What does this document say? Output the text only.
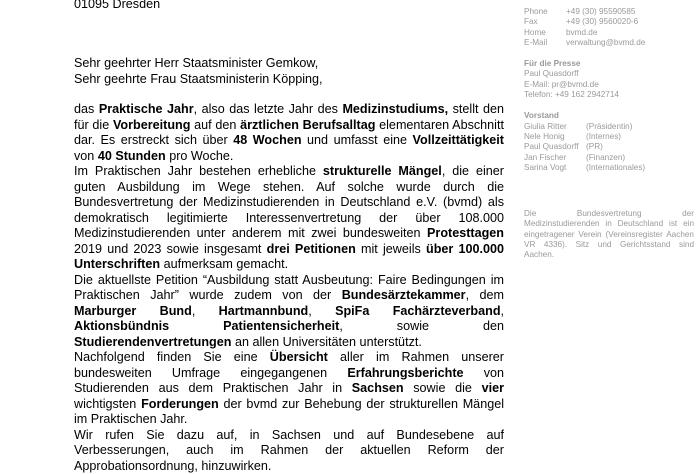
01095 Dresden
Sehr geehrter Herr Staatsminister Gemkow,
Sehr geehrte Frau Staatsministerin Köpping,

das Praktische Jahr, also das letzte Jahr des Medizinstudiums, stellt den für die Vorbereitung auf den ärztlichen Berufsalltag elementaren Abschnitt dar. Es erstreckt sich über 48 Wochen und umfasst eine Vollzeittätigkeit von 40 Stunden pro Woche.

Im Praktischen Jahr bestehen erhebliche strukturelle Mängel, die einer guten Ausbildung im Wege stehen. Auf solche wurde durch die Bundesvertretung der Medizinstudierenden in Deutschland e.V. (bvmd) als demokratisch legitimierte Interessenvertretung der über 108.000 Medizinstudierenden unter anderem mit zwei bundesweiten Protesttagen 2019 und 2023 sowie insgesamt drei Petitionen mit jeweils über 100.000 Unterschriften aufmerksam gemacht.

Die aktuellste Petition “Ausbildung statt Ausbeutung: Faire Bedingungen im Praktischen Jahr” wurde zudem von der Bundesärztekammer, dem Marburger Bund, Hartmannbund, SpiFa Fachärzteverband, Aktionsbündnis Patientensicherheit, sowie den Studierendenvertretungen an allen Universitäten unterstützt.

Nachfolgend finden Sie eine Übersicht aller im Rahmen unserer bundesweiten Umfrage eingegangenen Erfahrungsberichte von Studierenden aus dem Praktischen Jahr in Sachsen sowie die vier wichtigsten Forderungen der bvmd zur Behebung der strukturellen Mängel im Praktischen Jahr.

Wir rufen Sie dazu auf, in Sachsen und auf Bundesebene auf Verbesserungen, auch im Rahmen der aktuellen Reform der Approbationsordnung, hinzuwirken.

Phone	+49 (30) 95590585
Fax	+49 (30) 9560020-6
Home	bvmd.de
E-Mail	verwaltung@bvmd.de
Für die Presse
Paul Quasdorff
E-Mail: pr@bvmd.de
Telefon: +49 162 2942714
Vorstand
Giulia Ritter	(Präsidentin)
Nele Honig	(Internes)
Paul Quasdorff (PR)
Jan Fischer	(Finanzen)
Sarina Vogt	(Internationales)
Die Bundesvertretung der Medizinstudierenden in Deutschland ist ein eingetragener Verein (Vereinsregister Aachen VR 4336). Sitz und Gerichtsstand sind Aachen.
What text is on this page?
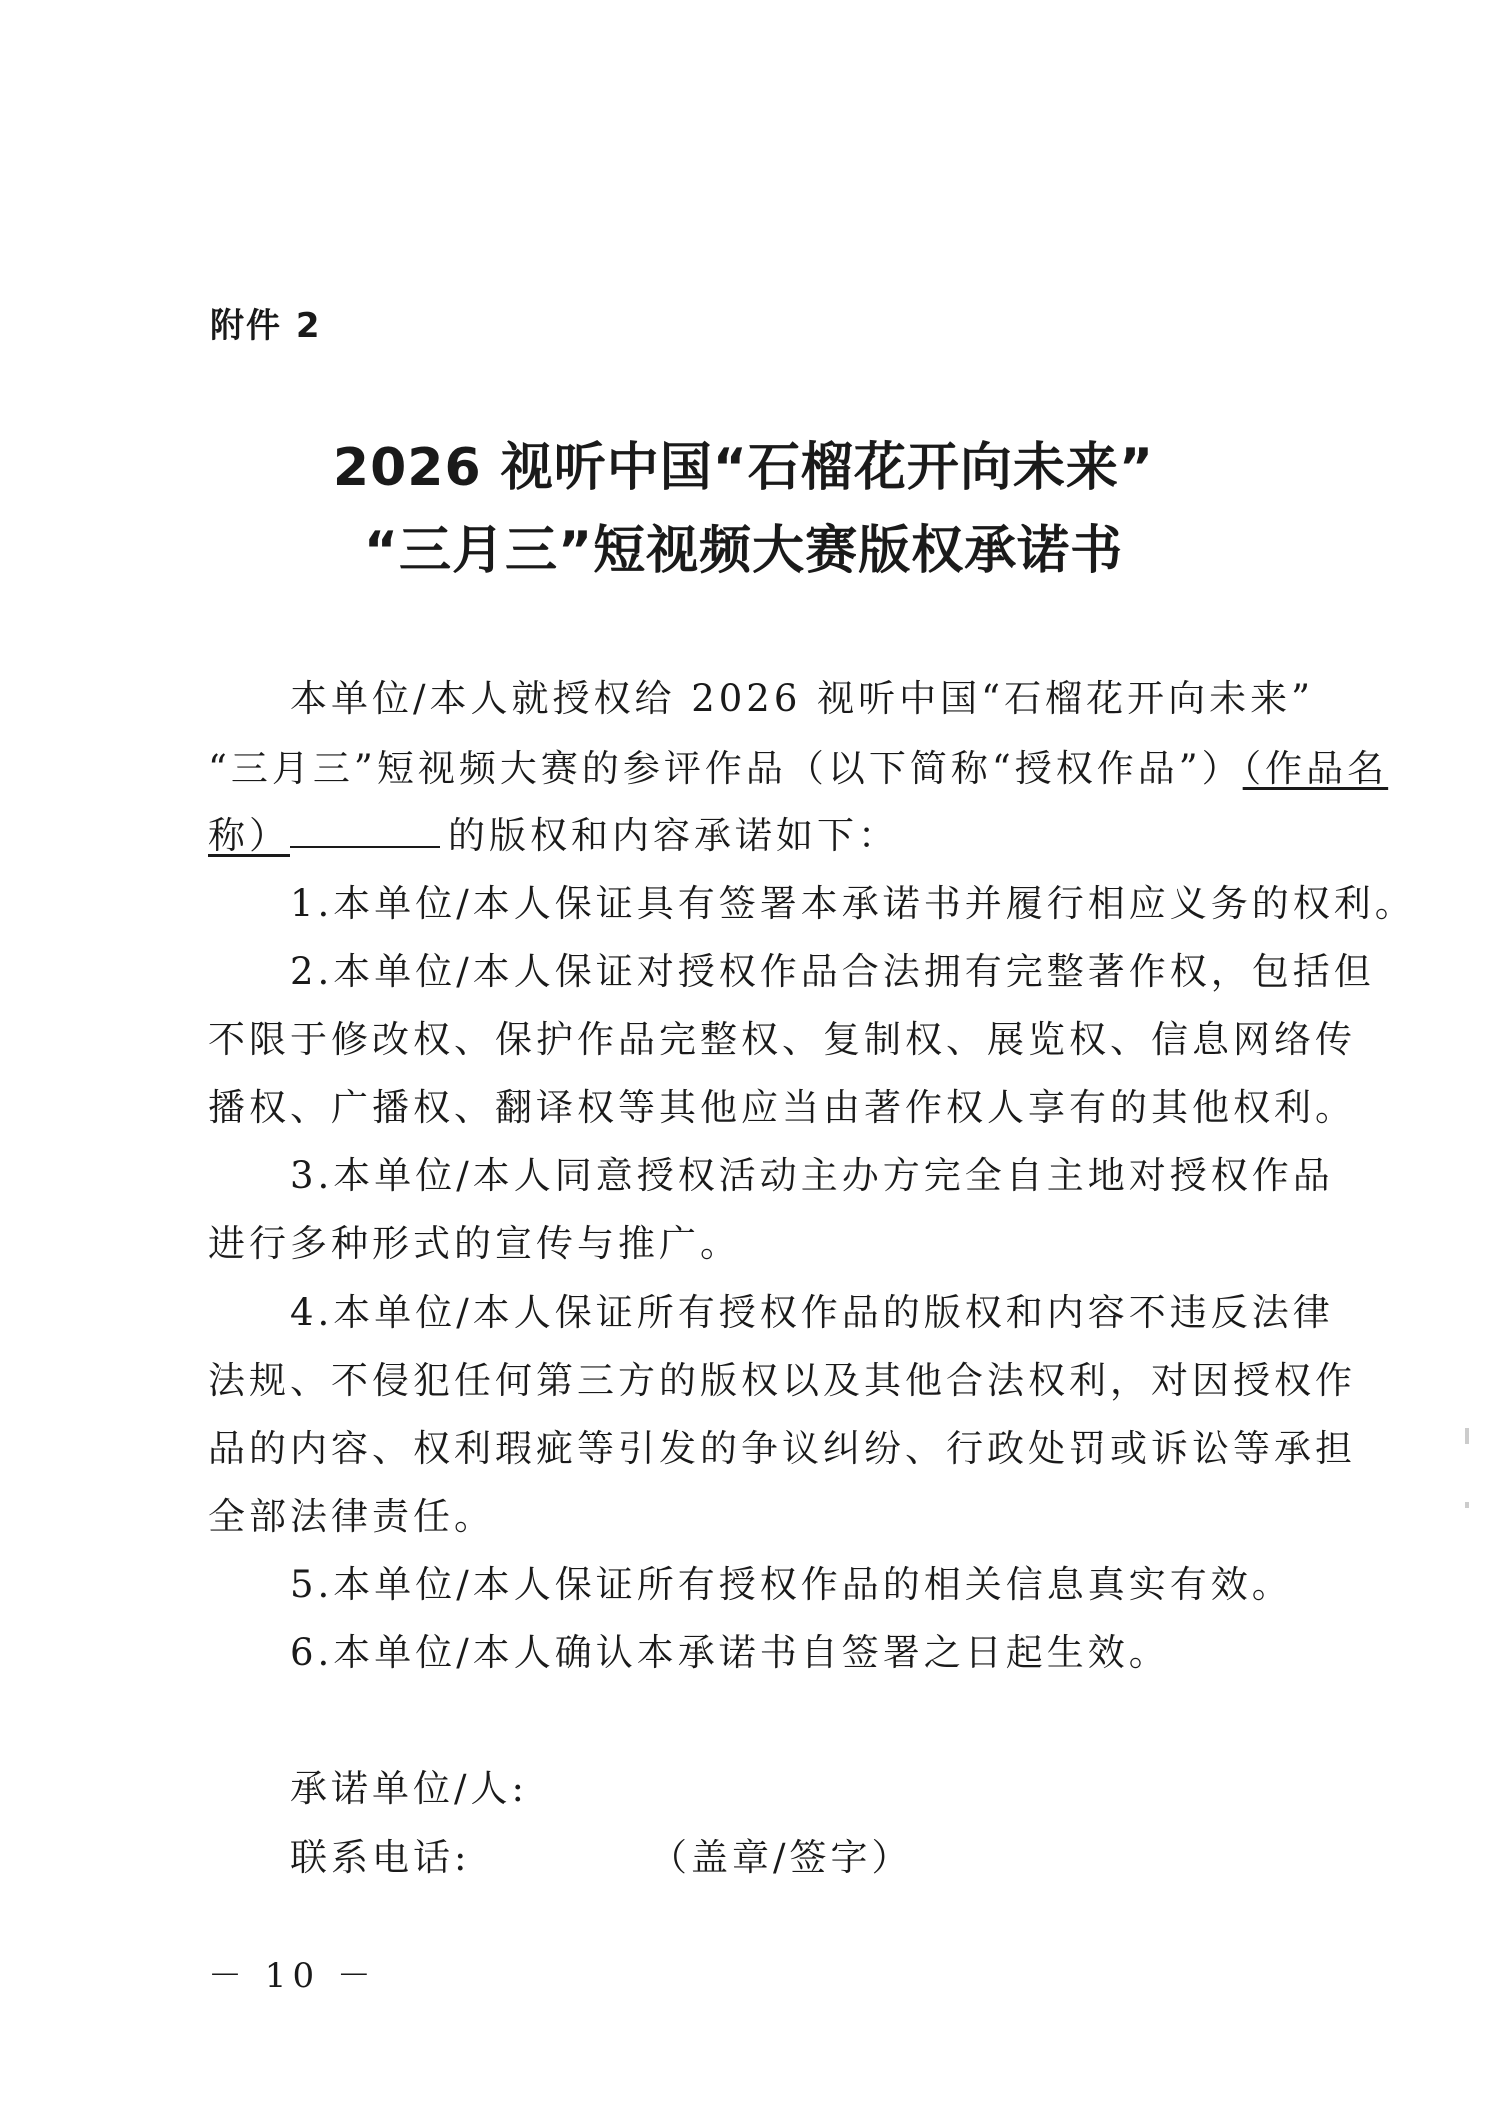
附件 2
2026 视听中国“石榴花开向未来”
“三月三”短视频大赛版权承诺书
本单位/本人就授权给 2026 视听中国“石榴花开向未来”
“三月三”短视频大赛的参评作品（以下简称“授权作品”）（作品名
称）	的版权和内容承诺如下：
1.本单位/本人保证具有签署本承诺书并履行相应义务的权利。
2.本单位/本人保证对授权作品合法拥有完整著作权，包括但
不限于修改权、保护作品完整权、复制权、展览权、信息网络传
播权、广播权、翻译权等其他应当由著作权人享有的其他权利。
3.本单位/本人同意授权活动主办方完全自主地对授权作品
进行多种形式的宣传与推广。
4.本单位/本人保证所有授权作品的版权和内容不违反法律
法规、不侵犯任何第三方的版权以及其他合法权利，对因授权作
品的内容、权利瑕疵等引发的争议纠纷、行政处罚或诉讼等承担
全部法律责任。
5.本单位/本人保证所有授权作品的相关信息真实有效。
6.本单位/本人确认本承诺书自签署之日起生效。
承诺单位/人:
联系电话:	（盖章/签字）
－ 10 －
———
- [EXERCISE AIM] Lines that include the word "text" are to be extracted from the data above.

- [FINAL ANSWER]
What does this document say? Output the text only.
What text is on this page?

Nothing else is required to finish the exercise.